Data entries

------------

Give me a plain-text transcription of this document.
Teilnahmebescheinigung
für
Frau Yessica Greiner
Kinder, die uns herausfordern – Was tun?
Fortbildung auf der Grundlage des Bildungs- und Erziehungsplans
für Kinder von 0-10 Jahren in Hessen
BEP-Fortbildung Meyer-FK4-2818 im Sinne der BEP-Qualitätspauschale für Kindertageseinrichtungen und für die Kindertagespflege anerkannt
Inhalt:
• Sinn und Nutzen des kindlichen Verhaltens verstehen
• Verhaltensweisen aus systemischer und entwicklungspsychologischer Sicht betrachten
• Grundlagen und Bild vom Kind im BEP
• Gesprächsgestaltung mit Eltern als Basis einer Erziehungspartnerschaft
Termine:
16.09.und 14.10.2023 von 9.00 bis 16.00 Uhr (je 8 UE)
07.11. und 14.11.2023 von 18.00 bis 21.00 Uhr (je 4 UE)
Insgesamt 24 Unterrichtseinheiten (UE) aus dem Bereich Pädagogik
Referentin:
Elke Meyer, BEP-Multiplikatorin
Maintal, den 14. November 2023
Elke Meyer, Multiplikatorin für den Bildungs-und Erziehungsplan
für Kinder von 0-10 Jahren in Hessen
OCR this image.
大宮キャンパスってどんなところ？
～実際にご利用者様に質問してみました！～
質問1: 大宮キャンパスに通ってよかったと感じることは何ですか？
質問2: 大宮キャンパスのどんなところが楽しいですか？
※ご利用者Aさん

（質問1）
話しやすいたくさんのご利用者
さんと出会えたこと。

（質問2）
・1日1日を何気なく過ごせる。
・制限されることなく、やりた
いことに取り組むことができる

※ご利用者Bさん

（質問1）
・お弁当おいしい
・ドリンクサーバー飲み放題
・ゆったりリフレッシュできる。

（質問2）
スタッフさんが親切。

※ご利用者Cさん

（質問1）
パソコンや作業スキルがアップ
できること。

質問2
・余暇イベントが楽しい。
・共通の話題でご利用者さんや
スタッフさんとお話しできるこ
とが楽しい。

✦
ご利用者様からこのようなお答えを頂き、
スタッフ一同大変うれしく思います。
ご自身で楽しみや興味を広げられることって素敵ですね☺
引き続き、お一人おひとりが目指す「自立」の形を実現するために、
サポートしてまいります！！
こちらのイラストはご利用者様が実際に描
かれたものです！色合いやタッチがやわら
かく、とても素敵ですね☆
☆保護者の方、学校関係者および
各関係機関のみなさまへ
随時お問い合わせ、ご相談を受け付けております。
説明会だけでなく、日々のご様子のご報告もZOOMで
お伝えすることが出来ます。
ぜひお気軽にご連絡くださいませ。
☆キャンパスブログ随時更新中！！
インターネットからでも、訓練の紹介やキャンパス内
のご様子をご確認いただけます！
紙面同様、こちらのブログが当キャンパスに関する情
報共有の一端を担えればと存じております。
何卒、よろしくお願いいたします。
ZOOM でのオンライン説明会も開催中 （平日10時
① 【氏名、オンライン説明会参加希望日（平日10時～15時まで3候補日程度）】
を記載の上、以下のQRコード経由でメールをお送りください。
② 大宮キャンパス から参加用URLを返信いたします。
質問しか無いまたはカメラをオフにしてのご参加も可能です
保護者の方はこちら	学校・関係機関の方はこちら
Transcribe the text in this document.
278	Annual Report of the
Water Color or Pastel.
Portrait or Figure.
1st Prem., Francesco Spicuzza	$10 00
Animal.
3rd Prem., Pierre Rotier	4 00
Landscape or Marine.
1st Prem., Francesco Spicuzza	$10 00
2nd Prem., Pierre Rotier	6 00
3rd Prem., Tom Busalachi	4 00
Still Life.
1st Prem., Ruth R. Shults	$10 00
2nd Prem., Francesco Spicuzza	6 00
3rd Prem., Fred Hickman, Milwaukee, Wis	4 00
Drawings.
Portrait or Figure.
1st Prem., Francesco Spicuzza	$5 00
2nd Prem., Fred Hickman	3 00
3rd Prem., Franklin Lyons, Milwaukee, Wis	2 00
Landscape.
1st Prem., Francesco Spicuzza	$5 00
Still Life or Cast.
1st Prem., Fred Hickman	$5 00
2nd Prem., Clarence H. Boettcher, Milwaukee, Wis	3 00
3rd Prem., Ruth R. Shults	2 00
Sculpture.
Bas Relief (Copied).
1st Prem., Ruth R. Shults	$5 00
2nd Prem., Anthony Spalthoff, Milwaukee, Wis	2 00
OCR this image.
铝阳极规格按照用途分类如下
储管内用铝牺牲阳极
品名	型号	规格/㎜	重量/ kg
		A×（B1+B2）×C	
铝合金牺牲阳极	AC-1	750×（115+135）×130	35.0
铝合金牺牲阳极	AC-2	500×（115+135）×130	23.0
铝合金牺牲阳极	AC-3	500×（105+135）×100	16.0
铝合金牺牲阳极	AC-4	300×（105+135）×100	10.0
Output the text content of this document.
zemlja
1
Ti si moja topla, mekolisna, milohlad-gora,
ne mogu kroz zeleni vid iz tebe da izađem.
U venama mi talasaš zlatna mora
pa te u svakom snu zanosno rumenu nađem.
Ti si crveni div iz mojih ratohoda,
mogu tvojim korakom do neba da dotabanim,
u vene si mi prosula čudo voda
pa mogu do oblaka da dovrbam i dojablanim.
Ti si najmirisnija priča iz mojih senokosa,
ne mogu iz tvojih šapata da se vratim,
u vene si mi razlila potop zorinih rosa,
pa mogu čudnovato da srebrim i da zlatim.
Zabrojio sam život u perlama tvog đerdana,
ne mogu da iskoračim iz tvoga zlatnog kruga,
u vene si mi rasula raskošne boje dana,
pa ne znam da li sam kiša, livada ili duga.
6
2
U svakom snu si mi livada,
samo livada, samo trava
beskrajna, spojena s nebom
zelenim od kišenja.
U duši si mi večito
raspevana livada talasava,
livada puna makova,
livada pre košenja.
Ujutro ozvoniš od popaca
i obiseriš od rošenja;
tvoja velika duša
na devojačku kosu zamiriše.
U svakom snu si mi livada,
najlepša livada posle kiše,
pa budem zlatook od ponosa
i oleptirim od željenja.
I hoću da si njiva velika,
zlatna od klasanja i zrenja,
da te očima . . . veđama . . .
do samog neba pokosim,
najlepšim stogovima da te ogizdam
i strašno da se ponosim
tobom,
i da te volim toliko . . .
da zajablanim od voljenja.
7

------------

Task goal → Word for word, write out the data.

Task result →
Give me a plain-text transcription of this document.
Teilnahmebescheinigung
für
Frau Yessica Greiner
Kinder, die uns herausfordern – Was tun?
Fortbildung auf der Grundlage des Bildungs- und Erziehungsplans
für Kinder von 0-10 Jahren in Hessen
BEP-Fortbildung Meyer-FK4-2818 im Sinne der BEP-Qualitätspauschale für Kindertageseinrichtungen und für die Kindertagespflege anerkannt
Inhalt:
• Sinn und Nutzen des kindlichen Verhaltens verstehen
• Verhaltensweisen aus systemischer und entwicklungspsychologischer Sicht betrachten
• Grundlagen und Bild vom Kind im BEP
• Gesprächsgestaltung mit Eltern als Basis einer Erziehungspartnerschaft
Termine:
16.09.und 14.10.2023 von 9.00 bis 16.00 Uhr (je 8 UE)
07.11. und 14.11.2023 von 18.00 bis 21.00 Uhr (je 4 UE)
Insgesamt 24 Unterrichtseinheiten (UE) aus dem Bereich Pädagogik
Referentin:
Elke Meyer, BEP-Multiplikatorin
Maintal, den 14. November 2023
Elke Meyer, Multiplikatorin für den Bildungs-und Erziehungsplan
für Kinder von 0-10 Jahren in Hessen
OCR this image.
大宮キャンパスってどんなところ？
～実際にご利用者様に質問してみました！～
質問1: 大宮キャンパスに通ってよかったと感じることは何ですか？
質問2: 大宮キャンパスのどんなところが楽しいですか？
※ご利用者Aさん

（質問1）
話しやすいたくさんのご利用者
さんと出会えたこと。

（質問2）
・1日1日を何気なく過ごせる。
・制限されることなく、やりた
いことに取り組むことができる

※ご利用者Bさん

（質問1）
・お弁当おいしい
・ドリンクサーバー飲み放題
・ゆったりリフレッシュできる。

（質問2）
スタッフさんが親切。

※ご利用者Cさん

（質問1）
パソコンや作業スキルがアップ
できること。

質問2
・余暇イベントが楽しい。
・共通の話題でご利用者さんや
スタッフさんとお話しできるこ
とが楽しい。

✦
ご利用者様からこのようなお答えを頂き、
スタッフ一同大変うれしく思います。
ご自身で楽しみや興味を広げられることって素敵ですね☺
引き続き、お一人おひとりが目指す「自立」の形を実現するために、
サポートしてまいります！！
こちらのイラストはご利用者様が実際に描
かれたものです！色合いやタッチがやわら
かく、とても素敵ですね☆
☆保護者の方、学校関係者および
各関係機関のみなさまへ
随時お問い合わせ、ご相談を受け付けております。
説明会だけでなく、日々のご様子のご報告もZOOMで
お伝えすることが出来ます。
ぜひお気軽にご連絡くださいませ。
☆キャンパスブログ随時更新中！！
インターネットからでも、訓練の紹介やキャンパス内
のご様子をご確認いただけます！
紙面同様、こちらのブログが当キャンパスに関する情
報共有の一端を担えればと存じております。
何卒、よろしくお願いいたします。
ZOOM でのオンライン説明会も開催中 （平日10時
① 【氏名、オンライン説明会参加希望日（平日10時～15時まで3候補日程度）】
を記載の上、以下のQRコード経由でメールをお送りください。
② 大宮キャンパス から参加用URLを返信いたします。
質問しか無いまたはカメラをオフにしてのご参加も可能です
保護者の方はこちら	学校・関係機関の方はこちら
Transcribe the text in this document.
278	Annual Report of the
Water Color or Pastel.
Portrait or Figure.
1st Prem., Francesco Spicuzza	$10 00
Animal.
3rd Prem., Pierre Rotier	4 00
Landscape or Marine.
1st Prem., Francesco Spicuzza	$10 00
2nd Prem., Pierre Rotier	6 00
3rd Prem., Tom Busalachi	4 00
Still Life.
1st Prem., Ruth R. Shults	$10 00
2nd Prem., Francesco Spicuzza	6 00
3rd Prem., Fred Hickman, Milwaukee, Wis	4 00
Drawings.
Portrait or Figure.
1st Prem., Francesco Spicuzza	$5 00
2nd Prem., Fred Hickman	3 00
3rd Prem., Franklin Lyons, Milwaukee, Wis	2 00
Landscape.
1st Prem., Francesco Spicuzza	$5 00
Still Life or Cast.
1st Prem., Fred Hickman	$5 00
2nd Prem., Clarence H. Boettcher, Milwaukee, Wis	3 00
3rd Prem., Ruth R. Shults	2 00
Sculpture.
Bas Relief (Copied).
1st Prem., Ruth R. Shults	$5 00
2nd Prem., Anthony Spalthoff, Milwaukee, Wis	2 00
OCR this image.
铝阳极规格按照用途分类如下
储管内用铝牺牲阳极
品名	型号	规格/㎜	重量/ kg
		A×（B1+B2）×C	
铝合金牺牲阳极	AC-1	750×（115+135）×130	35.0
铝合金牺牲阳极	AC-2	500×（115+135）×130	23.0
铝合金牺牲阳极	AC-3	500×（105+135）×100	16.0
铝合金牺牲阳极	AC-4	300×（105+135）×100	10.0
Output the text content of this document.
zemlja
1
Ti si moja topla, mekolisna, milohlad-gora,
ne mogu kroz zeleni vid iz tebe da izađem.
U venama mi talasaš zlatna mora
pa te u svakom snu zanosno rumenu nađem.
Ti si crveni div iz mojih ratohoda,
mogu tvojim korakom do neba da dotabanim,
u vene si mi prosula čudo voda
pa mogu do oblaka da dovrbam i dojablanim.
Ti si najmirisnija priča iz mojih senokosa,
ne mogu iz tvojih šapata da se vratim,
u vene si mi razlila potop zorinih rosa,
pa mogu čudnovato da srebrim i da zlatim.
Zabrojio sam život u perlama tvog đerdana,
ne mogu da iskoračim iz tvoga zlatnog kruga,
u vene si mi rasula raskošne boje dana,
pa ne znam da li sam kiša, livada ili duga.
6
2
U svakom snu si mi livada,
samo livada, samo trava
beskrajna, spojena s nebom
zelenim od kišenja.
U duši si mi večito
raspevana livada talasava,
livada puna makova,
livada pre košenja.
Ujutro ozvoniš od popaca
i obiseriš od rošenja;
tvoja velika duša
na devojačku kosu zamiriše.
U svakom snu si mi livada,
najlepša livada posle kiše,
pa budem zlatook od ponosa
i oleptirim od željenja.
I hoću da si njiva velika,
zlatna od klasanja i zrenja,
da te očima . . . veđama . . .
do samog neba pokosim,
najlepšim stogovima da te ogizdam
i strašno da se ponosim
tobom,
i da te volim toliko . . .
da zajablanim od voljenja.
7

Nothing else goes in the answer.